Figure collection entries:

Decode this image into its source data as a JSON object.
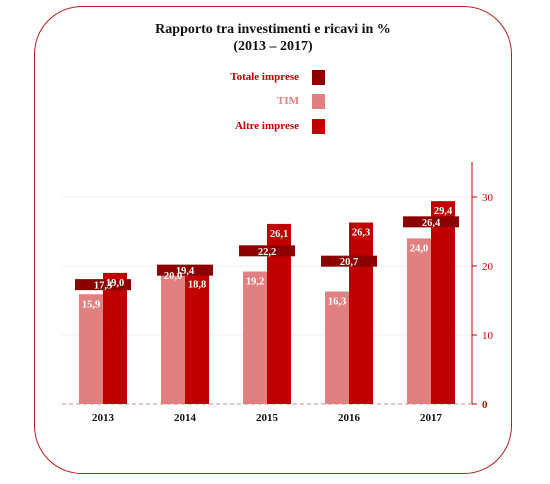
{
  "chart_data": {
    "type": "bar",
    "title": "Rapporto tra investimenti e ricavi in %",
    "subtitle": "(2013 – 2017)",
    "categories": [
      "2013",
      "2014",
      "2015",
      "2016",
      "2017"
    ],
    "series": [
      {
        "name": "Totale imprese",
        "style": "marker",
        "color": "#8b0000",
        "values": [
          17.3,
          19.4,
          22.2,
          20.7,
          26.4
        ],
        "labels": [
          "17,3",
          "19,4",
          "22,2",
          "20,7",
          "26,4"
        ]
      },
      {
        "name": "TIM",
        "style": "bar",
        "color": "#e08080",
        "values": [
          15.9,
          20.0,
          19.2,
          16.3,
          24.0
        ],
        "labels": [
          "15,9",
          "20,0",
          "19,2",
          "16,3",
          "24,0"
        ]
      },
      {
        "name": "Altre imprese",
        "style": "bar",
        "color": "#c00000",
        "values": [
          19.0,
          18.8,
          26.1,
          26.3,
          29.4
        ],
        "labels": [
          "19,0",
          "18,8",
          "26,1",
          "26,3",
          "29,4"
        ]
      }
    ],
    "ylim": [
      0,
      35
    ],
    "yticks": [
      0,
      10,
      20,
      30
    ],
    "y_axis_side": "right",
    "legend_position": "top-center",
    "grid": true
  }
}
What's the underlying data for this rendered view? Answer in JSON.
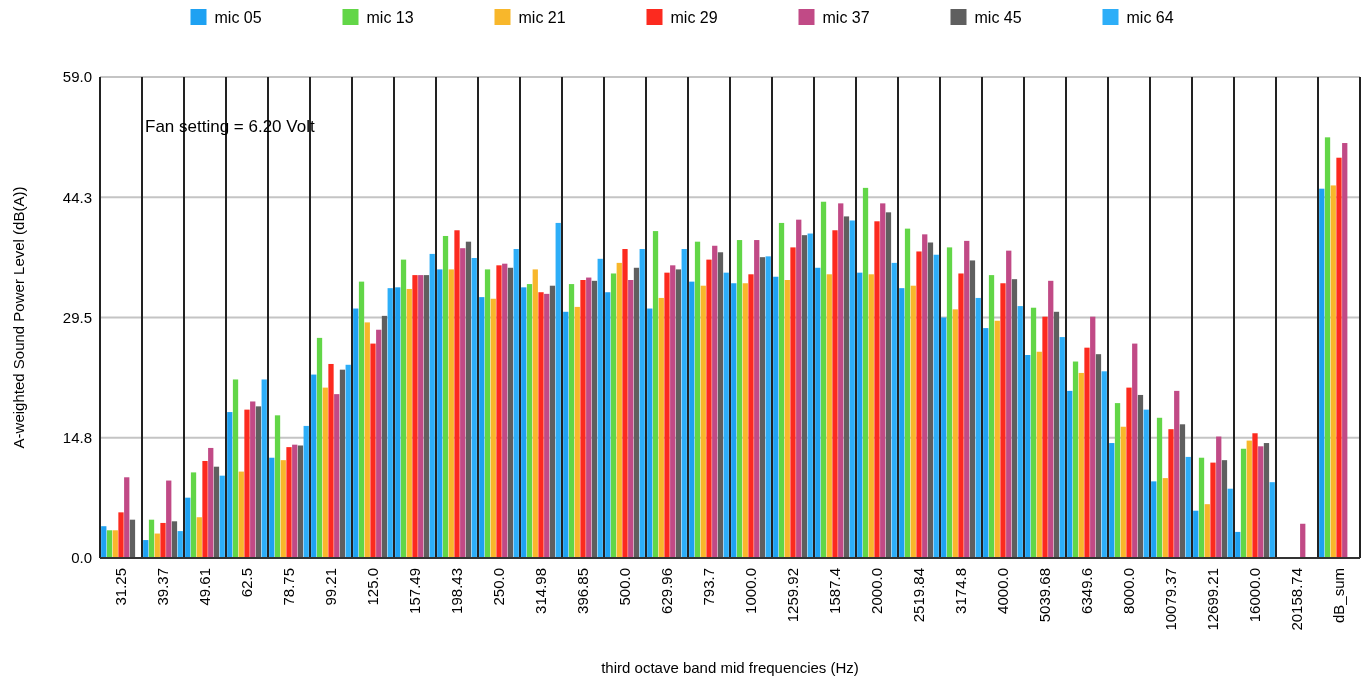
{
  "chart_data": {
    "type": "bar",
    "xlabel": "third octave band mid frequencies (Hz)",
    "ylabel": "A-weighted Sound Power Level (dB(A))",
    "categories": [
      "31.25",
      "39.37",
      "49.61",
      "62.5",
      "78.75",
      "99.21",
      "125.0",
      "157.49",
      "198.43",
      "250.0",
      "314.98",
      "396.85",
      "500.0",
      "629.96",
      "793.7",
      "1000.0",
      "1259.92",
      "1587.4",
      "2000.0",
      "2519.84",
      "3174.8",
      "4000.0",
      "5039.68",
      "6349.6",
      "8000.0",
      "10079.37",
      "12699.21",
      "16000.0",
      "20158.74",
      "dB_sum"
    ],
    "series": [
      {
        "name": "mic 05",
        "color": "#1ea1f2",
        "values": [
          3.9,
          2.2,
          7.4,
          17.9,
          12.3,
          22.5,
          30.6,
          33.2,
          35.4,
          32.0,
          33.2,
          30.2,
          32.6,
          30.6,
          33.9,
          33.7,
          34.5,
          35.6,
          35.0,
          33.1,
          29.5,
          28.2,
          24.9,
          20.5,
          14.1,
          9.4,
          5.8,
          3.2,
          null,
          45.3
        ]
      },
      {
        "name": "mic 13",
        "color": "#62d647",
        "values": [
          3.4,
          4.7,
          10.5,
          21.9,
          17.5,
          27.0,
          33.9,
          36.6,
          39.5,
          35.4,
          33.6,
          33.6,
          34.9,
          40.1,
          38.8,
          39.0,
          41.1,
          43.7,
          45.4,
          40.4,
          38.1,
          34.7,
          30.7,
          24.1,
          19.0,
          17.2,
          12.3,
          13.4,
          null,
          51.6
        ]
      },
      {
        "name": "mic 21",
        "color": "#f8b72b",
        "values": [
          3.4,
          3.0,
          5.0,
          10.6,
          12.0,
          20.9,
          28.9,
          33.0,
          35.4,
          31.8,
          35.4,
          30.8,
          36.2,
          31.9,
          33.4,
          33.7,
          34.1,
          34.8,
          34.8,
          33.4,
          30.5,
          29.1,
          25.3,
          22.7,
          16.1,
          9.8,
          6.6,
          14.4,
          null,
          45.7
        ]
      },
      {
        "name": "mic 29",
        "color": "#fc2a1f",
        "values": [
          5.6,
          4.3,
          11.9,
          18.2,
          13.6,
          23.8,
          26.3,
          34.7,
          40.2,
          35.9,
          32.6,
          34.1,
          37.9,
          35.0,
          36.6,
          34.8,
          38.1,
          40.2,
          41.3,
          37.6,
          34.9,
          33.7,
          29.6,
          25.8,
          20.9,
          15.8,
          11.7,
          15.3,
          null,
          49.1
        ]
      },
      {
        "name": "mic 37",
        "color": "#c14a86",
        "values": [
          9.9,
          9.5,
          13.5,
          19.2,
          13.9,
          20.1,
          28.0,
          34.7,
          38.0,
          36.1,
          32.4,
          34.4,
          34.1,
          35.9,
          38.3,
          39.0,
          41.5,
          43.5,
          43.5,
          39.7,
          38.9,
          37.7,
          34.0,
          29.6,
          26.3,
          20.5,
          14.9,
          13.7,
          4.2,
          50.9
        ]
      },
      {
        "name": "mic 45",
        "color": "#5f5f5f",
        "values": [
          4.7,
          4.5,
          11.2,
          18.6,
          13.8,
          23.1,
          29.7,
          34.7,
          38.8,
          35.6,
          33.4,
          34.0,
          35.6,
          35.4,
          37.5,
          36.9,
          39.6,
          41.9,
          42.4,
          38.7,
          36.5,
          34.2,
          30.2,
          25.0,
          20.0,
          16.4,
          12.0,
          14.1,
          null,
          null
        ]
      },
      {
        "name": "mic 64",
        "color": "#2daef8",
        "values": [
          null,
          3.3,
          10.1,
          21.9,
          16.2,
          23.7,
          33.1,
          37.3,
          36.8,
          37.9,
          41.1,
          36.7,
          37.9,
          37.9,
          35.0,
          37.0,
          39.8,
          41.4,
          36.2,
          37.2,
          31.9,
          30.9,
          27.1,
          22.9,
          18.2,
          12.4,
          8.5,
          9.3,
          null,
          null
        ]
      }
    ],
    "ylim": [
      0,
      59
    ],
    "yticks": [
      {
        "value": 0,
        "label": "0.0"
      },
      {
        "value": 14.75,
        "label": "14.8"
      },
      {
        "value": 29.5,
        "label": "29.5"
      },
      {
        "value": 44.25,
        "label": "44.3"
      },
      {
        "value": 59,
        "label": "59.0"
      }
    ],
    "grid": true,
    "legend": "top",
    "annotations": [
      "Fan setting = 6.20 Volt"
    ]
  }
}
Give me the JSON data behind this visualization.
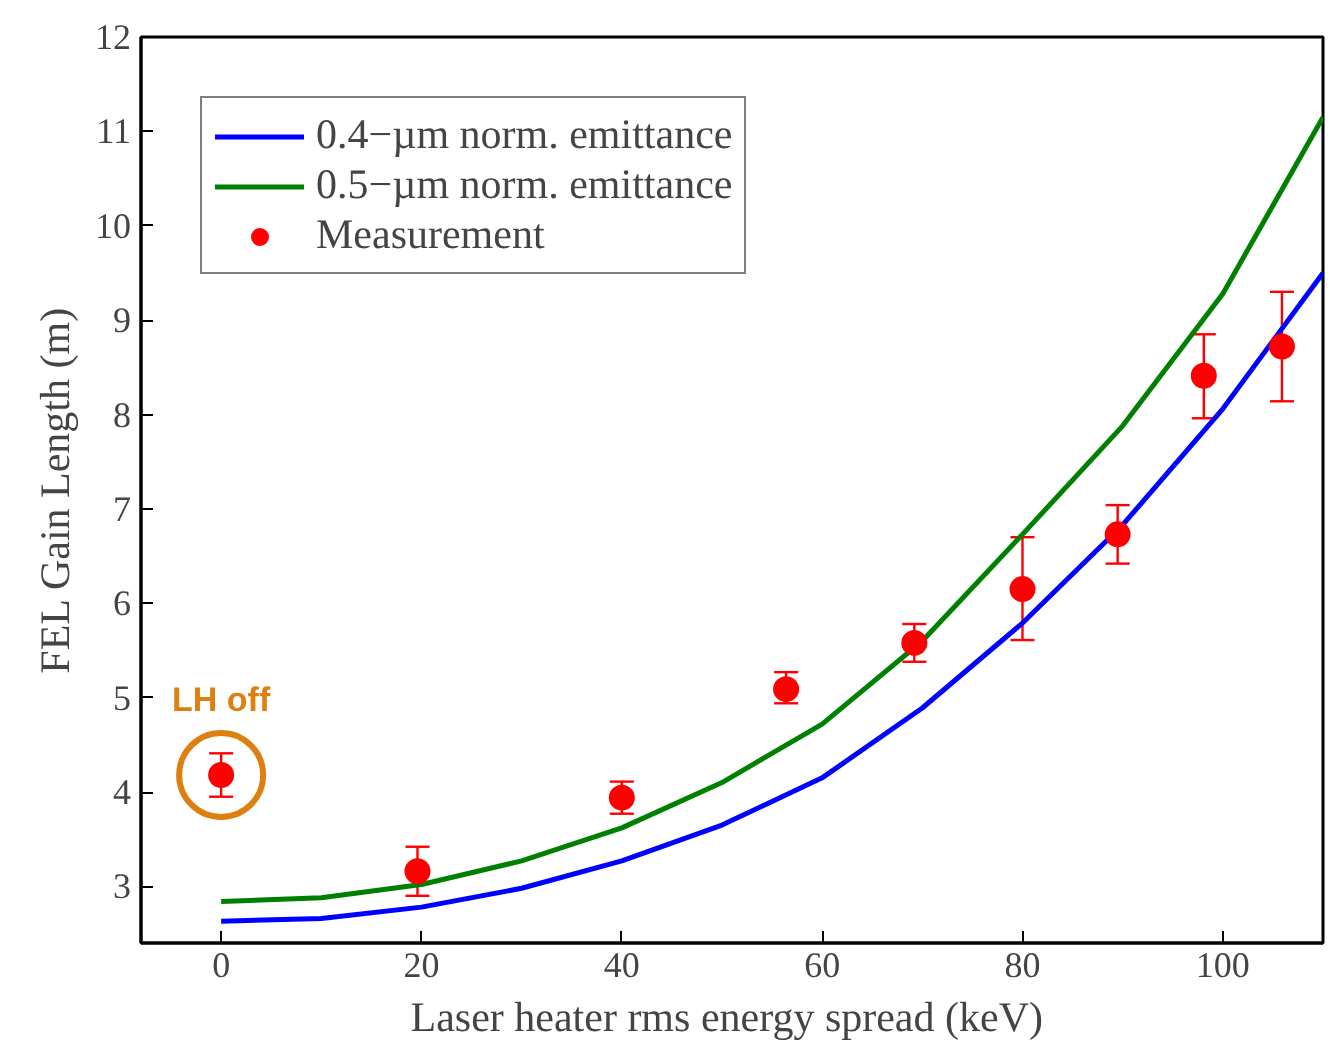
{
  "chart_data": {
    "type": "line",
    "xlabel": "Laser heater  rms energy spread (keV)",
    "ylabel": "FEL Gain Length (m)",
    "xlim": [
      -8,
      110
    ],
    "ylim": [
      2.4,
      12
    ],
    "xticks": [
      0,
      20,
      40,
      60,
      80,
      100
    ],
    "yticks": [
      3,
      4,
      5,
      6,
      7,
      8,
      9,
      10,
      11,
      12
    ],
    "grid": false,
    "legend": "top left",
    "series": [
      {
        "name": "0.4−µm norm. emittance",
        "color": "#0000ff",
        "line_style": "solid",
        "x": [
          0,
          10,
          20,
          30,
          40,
          50,
          60,
          70,
          80,
          90,
          100,
          110
        ],
        "values": [
          2.63,
          2.66,
          2.78,
          2.98,
          3.27,
          3.65,
          4.15,
          4.89,
          5.79,
          6.83,
          8.06,
          9.5
        ]
      },
      {
        "name": "0.5−µm norm. emittance",
        "color": "#008000",
        "line_style": "solid",
        "x": [
          0,
          10,
          20,
          30,
          40,
          50,
          60,
          70,
          80,
          90,
          100,
          110
        ],
        "values": [
          2.84,
          2.88,
          3.02,
          3.27,
          3.62,
          4.1,
          4.72,
          5.6,
          6.73,
          7.88,
          9.28,
          11.15
        ]
      },
      {
        "name": "Measurement",
        "type": "scatter",
        "color": "#ff0000",
        "marker": "circle",
        "x": [
          0,
          19.6,
          40,
          56.4,
          69.2,
          80,
          89.5,
          98.1,
          105.9
        ],
        "values": [
          4.18,
          3.16,
          3.94,
          5.09,
          5.58,
          6.15,
          6.73,
          8.41,
          8.72
        ],
        "errors": [
          [
            3.95,
            4.41
          ],
          [
            2.9,
            3.42
          ],
          [
            3.77,
            4.11
          ],
          [
            4.94,
            5.27
          ],
          [
            5.38,
            5.78
          ],
          [
            5.61,
            6.7
          ],
          [
            6.42,
            7.04
          ],
          [
            7.96,
            8.85
          ],
          [
            8.14,
            9.3
          ]
        ]
      }
    ],
    "annotations": [
      "LH off"
    ]
  }
}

**Task directions:** Give only the number of lines in the entries above that hold the string "norm".

**Result:** 2